— BEGIN DATA FOR PROCESSING —
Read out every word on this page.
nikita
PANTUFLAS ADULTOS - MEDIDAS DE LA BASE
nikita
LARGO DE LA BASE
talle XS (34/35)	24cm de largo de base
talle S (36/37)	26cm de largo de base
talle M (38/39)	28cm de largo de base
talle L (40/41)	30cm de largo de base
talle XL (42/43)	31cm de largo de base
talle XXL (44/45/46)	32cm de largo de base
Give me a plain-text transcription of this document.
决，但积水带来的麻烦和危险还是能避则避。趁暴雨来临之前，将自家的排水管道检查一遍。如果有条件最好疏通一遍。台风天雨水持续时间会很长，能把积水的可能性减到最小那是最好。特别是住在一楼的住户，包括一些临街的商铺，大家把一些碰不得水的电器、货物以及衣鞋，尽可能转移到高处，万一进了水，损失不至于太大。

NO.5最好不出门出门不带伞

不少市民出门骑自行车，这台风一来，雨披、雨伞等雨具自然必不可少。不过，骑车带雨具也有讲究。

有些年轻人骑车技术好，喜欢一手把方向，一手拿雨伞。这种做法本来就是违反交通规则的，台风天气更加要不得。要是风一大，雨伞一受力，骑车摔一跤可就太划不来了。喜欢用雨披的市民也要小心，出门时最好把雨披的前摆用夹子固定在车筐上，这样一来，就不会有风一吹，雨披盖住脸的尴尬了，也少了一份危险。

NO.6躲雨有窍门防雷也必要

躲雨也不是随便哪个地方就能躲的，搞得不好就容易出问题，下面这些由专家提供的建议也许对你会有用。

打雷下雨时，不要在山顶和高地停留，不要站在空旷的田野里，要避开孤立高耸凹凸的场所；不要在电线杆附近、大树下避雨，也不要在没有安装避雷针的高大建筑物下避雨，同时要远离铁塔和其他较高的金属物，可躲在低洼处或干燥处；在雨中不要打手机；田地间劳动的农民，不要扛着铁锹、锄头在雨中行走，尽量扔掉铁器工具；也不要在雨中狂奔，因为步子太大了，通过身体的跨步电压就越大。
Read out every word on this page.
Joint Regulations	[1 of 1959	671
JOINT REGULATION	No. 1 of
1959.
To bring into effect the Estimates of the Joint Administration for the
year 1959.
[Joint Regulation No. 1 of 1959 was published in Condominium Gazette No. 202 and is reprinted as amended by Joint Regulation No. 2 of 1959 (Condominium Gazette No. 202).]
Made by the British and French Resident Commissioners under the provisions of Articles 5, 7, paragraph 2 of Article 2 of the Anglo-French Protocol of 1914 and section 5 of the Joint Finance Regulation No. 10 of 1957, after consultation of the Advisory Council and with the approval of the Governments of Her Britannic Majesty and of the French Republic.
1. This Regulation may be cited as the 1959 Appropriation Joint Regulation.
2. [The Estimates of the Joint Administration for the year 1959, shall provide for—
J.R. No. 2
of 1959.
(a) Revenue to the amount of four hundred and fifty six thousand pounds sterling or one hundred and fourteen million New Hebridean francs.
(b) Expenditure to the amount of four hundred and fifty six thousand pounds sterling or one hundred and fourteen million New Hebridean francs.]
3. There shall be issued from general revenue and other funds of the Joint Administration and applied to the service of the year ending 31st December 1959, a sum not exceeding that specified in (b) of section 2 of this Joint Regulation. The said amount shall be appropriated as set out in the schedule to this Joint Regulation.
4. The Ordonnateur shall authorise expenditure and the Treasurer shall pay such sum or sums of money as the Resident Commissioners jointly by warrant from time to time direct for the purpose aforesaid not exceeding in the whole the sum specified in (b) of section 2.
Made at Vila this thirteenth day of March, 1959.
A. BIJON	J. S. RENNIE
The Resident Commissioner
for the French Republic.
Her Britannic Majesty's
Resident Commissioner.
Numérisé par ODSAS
— END DATA FOR PROCESSING —
PROBLEM TO WORK ON. Please repeat the listing above in full and exactly.

THE COMPLETED TASK.
Read out every word on this page.
nikita
PANTUFLAS ADULTOS - MEDIDAS DE LA BASE
nikita
LARGO DE LA BASE
talle XS (34/35)	24cm de largo de base
talle S (36/37)	26cm de largo de base
talle M (38/39)	28cm de largo de base
talle L (40/41)	30cm de largo de base
talle XL (42/43)	31cm de largo de base
talle XXL (44/45/46)	32cm de largo de base
Give me a plain-text transcription of this document.
决，但积水带来的麻烦和危险还是能避则避。趁暴雨来临之前，将自家的排水管道检查一遍。如果有条件最好疏通一遍。台风天雨水持续时间会很长，能把积水的可能性减到最小那是最好。特别是住在一楼的住户，包括一些临街的商铺，大家把一些碰不得水的电器、货物以及衣鞋，尽可能转移到高处，万一进了水，损失不至于太大。

NO.5最好不出门出门不带伞

不少市民出门骑自行车，这台风一来，雨披、雨伞等雨具自然必不可少。不过，骑车带雨具也有讲究。

有些年轻人骑车技术好，喜欢一手把方向，一手拿雨伞。这种做法本来就是违反交通规则的，台风天气更加要不得。要是风一大，雨伞一受力，骑车摔一跤可就太划不来了。喜欢用雨披的市民也要小心，出门时最好把雨披的前摆用夹子固定在车筐上，这样一来，就不会有风一吹，雨披盖住脸的尴尬了，也少了一份危险。

NO.6躲雨有窍门防雷也必要

躲雨也不是随便哪个地方就能躲的，搞得不好就容易出问题，下面这些由专家提供的建议也许对你会有用。

打雷下雨时，不要在山顶和高地停留，不要站在空旷的田野里，要避开孤立高耸凹凸的场所；不要在电线杆附近、大树下避雨，也不要在没有安装避雷针的高大建筑物下避雨，同时要远离铁塔和其他较高的金属物，可躲在低洼处或干燥处；在雨中不要打手机；田地间劳动的农民，不要扛着铁锹、锄头在雨中行走，尽量扔掉铁器工具；也不要在雨中狂奔，因为步子太大了，通过身体的跨步电压就越大。
Read out every word on this page.
Joint Regulations	[1 of 1959	671
JOINT REGULATION	No. 1 of
1959.
To bring into effect the Estimates of the Joint Administration for the
year 1959.
[Joint Regulation No. 1 of 1959 was published in Condominium Gazette No. 202 and is reprinted as amended by Joint Regulation No. 2 of 1959 (Condominium Gazette No. 202).]
Made by the British and French Resident Commissioners under the provisions of Articles 5, 7, paragraph 2 of Article 2 of the Anglo-French Protocol of 1914 and section 5 of the Joint Finance Regulation No. 10 of 1957, after consultation of the Advisory Council and with the approval of the Governments of Her Britannic Majesty and of the French Republic.
1. This Regulation may be cited as the 1959 Appropriation Joint Regulation.
2. [The Estimates of the Joint Administration for the year 1959, shall provide for—
J.R. No. 2
of 1959.
(a) Revenue to the amount of four hundred and fifty six thousand pounds sterling or one hundred and fourteen million New Hebridean francs.
(b) Expenditure to the amount of four hundred and fifty six thousand pounds sterling or one hundred and fourteen million New Hebridean francs.]
3. There shall be issued from general revenue and other funds of the Joint Administration and applied to the service of the year ending 31st December 1959, a sum not exceeding that specified in (b) of section 2 of this Joint Regulation. The said amount shall be appropriated as set out in the schedule to this Joint Regulation.
4. The Ordonnateur shall authorise expenditure and the Treasurer shall pay such sum or sums of money as the Resident Commissioners jointly by warrant from time to time direct for the purpose aforesaid not exceeding in the whole the sum specified in (b) of section 2.
Made at Vila this thirteenth day of March, 1959.
A. BIJON	J. S. RENNIE
The Resident Commissioner
for the French Republic.
Her Britannic Majesty's
Resident Commissioner.
Numérisé par ODSAS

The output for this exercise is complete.